## WHAT IS REQUIRED
Which lines of the records contain "over"? Collect every one of them.

:::

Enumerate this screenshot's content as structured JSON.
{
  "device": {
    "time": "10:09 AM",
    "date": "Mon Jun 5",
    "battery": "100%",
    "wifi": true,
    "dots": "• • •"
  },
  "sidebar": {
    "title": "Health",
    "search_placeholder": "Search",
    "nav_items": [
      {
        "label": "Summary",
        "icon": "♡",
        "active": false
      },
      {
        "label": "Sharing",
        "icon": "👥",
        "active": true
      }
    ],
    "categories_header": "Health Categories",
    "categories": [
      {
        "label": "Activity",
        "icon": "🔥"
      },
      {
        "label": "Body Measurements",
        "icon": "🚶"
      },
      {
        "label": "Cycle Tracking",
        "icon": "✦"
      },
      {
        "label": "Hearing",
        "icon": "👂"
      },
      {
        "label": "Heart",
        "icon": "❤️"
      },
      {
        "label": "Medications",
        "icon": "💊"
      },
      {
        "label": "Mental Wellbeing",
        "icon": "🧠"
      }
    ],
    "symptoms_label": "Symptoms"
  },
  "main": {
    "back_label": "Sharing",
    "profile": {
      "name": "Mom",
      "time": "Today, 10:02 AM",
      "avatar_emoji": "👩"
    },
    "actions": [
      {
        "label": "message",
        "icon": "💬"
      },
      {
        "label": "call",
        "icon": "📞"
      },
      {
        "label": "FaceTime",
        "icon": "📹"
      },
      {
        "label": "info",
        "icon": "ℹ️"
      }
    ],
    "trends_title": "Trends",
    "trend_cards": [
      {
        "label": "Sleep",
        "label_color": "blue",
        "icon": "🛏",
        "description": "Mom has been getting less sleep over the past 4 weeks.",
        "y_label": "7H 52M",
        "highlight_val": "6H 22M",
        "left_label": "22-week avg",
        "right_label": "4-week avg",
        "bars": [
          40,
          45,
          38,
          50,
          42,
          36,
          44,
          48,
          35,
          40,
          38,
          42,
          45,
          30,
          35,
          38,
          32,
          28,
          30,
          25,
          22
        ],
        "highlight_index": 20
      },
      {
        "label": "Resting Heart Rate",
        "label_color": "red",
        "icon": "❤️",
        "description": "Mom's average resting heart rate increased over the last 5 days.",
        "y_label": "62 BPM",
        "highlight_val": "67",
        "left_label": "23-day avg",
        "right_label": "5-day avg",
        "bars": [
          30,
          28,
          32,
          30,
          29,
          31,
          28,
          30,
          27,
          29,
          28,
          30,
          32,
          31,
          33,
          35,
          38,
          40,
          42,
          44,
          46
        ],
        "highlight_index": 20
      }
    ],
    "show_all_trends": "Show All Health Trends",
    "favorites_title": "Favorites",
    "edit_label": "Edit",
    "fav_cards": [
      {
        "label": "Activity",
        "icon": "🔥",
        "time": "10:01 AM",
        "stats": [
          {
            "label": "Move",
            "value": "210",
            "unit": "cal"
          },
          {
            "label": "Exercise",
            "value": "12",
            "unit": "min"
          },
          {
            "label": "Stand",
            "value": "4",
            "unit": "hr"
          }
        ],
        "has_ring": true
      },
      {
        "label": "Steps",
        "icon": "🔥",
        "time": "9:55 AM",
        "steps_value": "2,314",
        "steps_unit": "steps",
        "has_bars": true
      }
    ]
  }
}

:::

## ANSWER FOR THIS EXERCISE
        "description": "Mom has been getting less sleep over the past 4 weeks.",
        "description": "Mom's average resting heart rate increased over the last 5 days.",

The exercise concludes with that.